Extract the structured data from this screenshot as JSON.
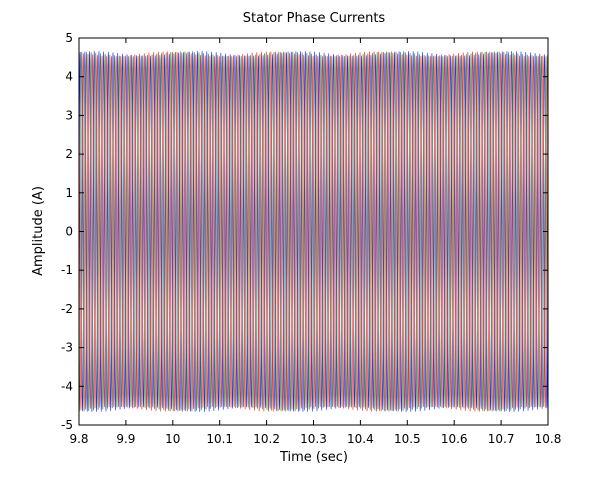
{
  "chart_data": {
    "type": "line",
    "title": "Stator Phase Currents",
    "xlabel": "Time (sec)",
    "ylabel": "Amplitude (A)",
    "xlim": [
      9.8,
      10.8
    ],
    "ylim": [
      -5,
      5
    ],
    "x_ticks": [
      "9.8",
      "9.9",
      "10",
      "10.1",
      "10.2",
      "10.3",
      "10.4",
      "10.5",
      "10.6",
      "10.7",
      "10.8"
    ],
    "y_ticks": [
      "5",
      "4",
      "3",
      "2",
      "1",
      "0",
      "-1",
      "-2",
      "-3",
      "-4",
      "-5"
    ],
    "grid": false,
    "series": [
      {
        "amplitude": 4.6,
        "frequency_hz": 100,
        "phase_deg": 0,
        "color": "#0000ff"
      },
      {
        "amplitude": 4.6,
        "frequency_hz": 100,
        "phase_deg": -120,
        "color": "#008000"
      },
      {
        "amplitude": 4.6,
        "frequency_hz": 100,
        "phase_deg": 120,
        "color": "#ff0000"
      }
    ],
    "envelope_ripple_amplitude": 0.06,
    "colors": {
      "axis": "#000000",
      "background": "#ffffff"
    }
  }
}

=-=-=-=-=

Give all the lines above again, character for character, without pictures.

Extract the structured data from this screenshot as JSON.
{
  "chart_data": {
    "type": "line",
    "title": "Stator Phase Currents",
    "xlabel": "Time (sec)",
    "ylabel": "Amplitude (A)",
    "xlim": [
      9.8,
      10.8
    ],
    "ylim": [
      -5,
      5
    ],
    "x_ticks": [
      "9.8",
      "9.9",
      "10",
      "10.1",
      "10.2",
      "10.3",
      "10.4",
      "10.5",
      "10.6",
      "10.7",
      "10.8"
    ],
    "y_ticks": [
      "5",
      "4",
      "3",
      "2",
      "1",
      "0",
      "-1",
      "-2",
      "-3",
      "-4",
      "-5"
    ],
    "grid": false,
    "series": [
      {
        "amplitude": 4.6,
        "frequency_hz": 100,
        "phase_deg": 0,
        "color": "#0000ff"
      },
      {
        "amplitude": 4.6,
        "frequency_hz": 100,
        "phase_deg": -120,
        "color": "#008000"
      },
      {
        "amplitude": 4.6,
        "frequency_hz": 100,
        "phase_deg": 120,
        "color": "#ff0000"
      }
    ],
    "envelope_ripple_amplitude": 0.06,
    "colors": {
      "axis": "#000000",
      "background": "#ffffff"
    }
  }
}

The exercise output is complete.